The request: Please give the entries again in full and exactly, without any picture.

* * * * * * *

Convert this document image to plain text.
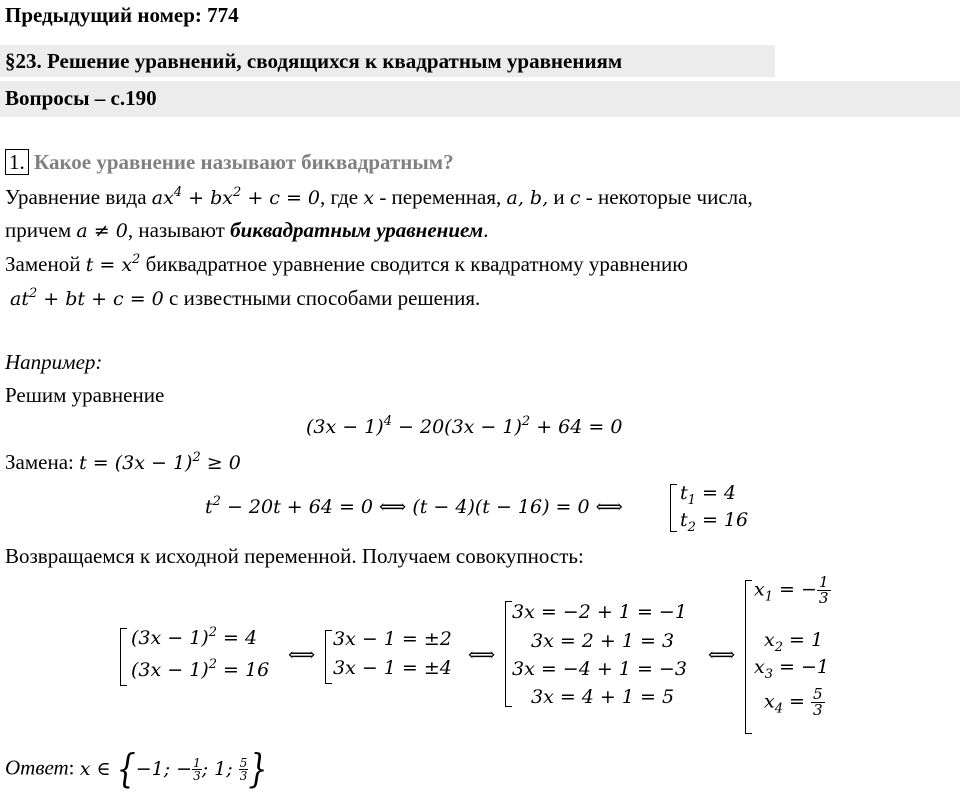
Предыдущий номер: 774
§23. Решение уравнений, сводящихся к квадратным уравнениям
Вопросы – с.190
1. Какое уравнение называют биквадратным?
Уравнение вида $ax^4 + bx^2 + c = 0$, где x - переменная, a, b, и c - некоторые числа,
причем a ≠ 0, называют биквадратным уравнением.
Заменой $t = x^2$ биквадратное уравнение сводится к квадратному уравнению
$at^2$ + bt + c = 0 с известными способами решения.
Например:
Решим уравнение
$(3x - 1)^4 - 20(3x - 1)^2 + 64 = 0$
Замена: $t = (3x - 1)^2 \ge 0$
$t^2 - 20t + 64 = 0$ ⟺ (t − 4)(t − 16) = 0 ⟺
$t_1 = 4$
$t_2 = 16$
Возвращаемся к исходной переменной. Получаем совокупность:
$(3x - 1)^2 = 4$
$(3x - 1)^2 = 16$
⟺
3x − 1 = ±2
3x − 1 = ±4
⟺
3x = −2 + 1 = −1
3x = 2 + 1 = 3
3x = −4 + 1 = −3
3x = 4 + 1 = 5
⟺
$x_1$ = − $\frac{1}{3}$
$x_2 = 1$
$x_3 = -1$
$x_4 = \frac{5}{3}$
Ответ: x ∈ {−1; − $\frac{1}{3}$ ; 1; $\frac{5}{3}$ }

* * * * * * *

Final result:
Convert this document image to plain text.
Предыдущий номер: 774
§23. Решение уравнений, сводящихся к квадратным уравнениям
Вопросы – с.190
1. Какое уравнение называют биквадратным?
Уравнение вида $ax^4 + bx^2 + c = 0$, где x - переменная, a, b, и c - некоторые числа,
причем a ≠ 0, называют биквадратным уравнением.
Заменой $t = x^2$ биквадратное уравнение сводится к квадратному уравнению
$at^2$ + bt + c = 0 с известными способами решения.
Например:
Решим уравнение
$(3x - 1)^4 - 20(3x - 1)^2 + 64 = 0$
Замена: $t = (3x - 1)^2 \ge 0$
$t^2 - 20t + 64 = 0$ ⟺ (t − 4)(t − 16) = 0 ⟺
$t_1 = 4$
$t_2 = 16$
Возвращаемся к исходной переменной. Получаем совокупность:
$(3x - 1)^2 = 4$
$(3x - 1)^2 = 16$
⟺
3x − 1 = ±2
3x − 1 = ±4
⟺
3x = −2 + 1 = −1
3x = 2 + 1 = 3
3x = −4 + 1 = −3
3x = 4 + 1 = 5
⟺
$x_1$ = − $\frac{1}{3}$
$x_2 = 1$
$x_3 = -1$
$x_4 = \frac{5}{3}$
Ответ: x ∈ {−1; − $\frac{1}{3}$ ; 1; $\frac{5}{3}$ }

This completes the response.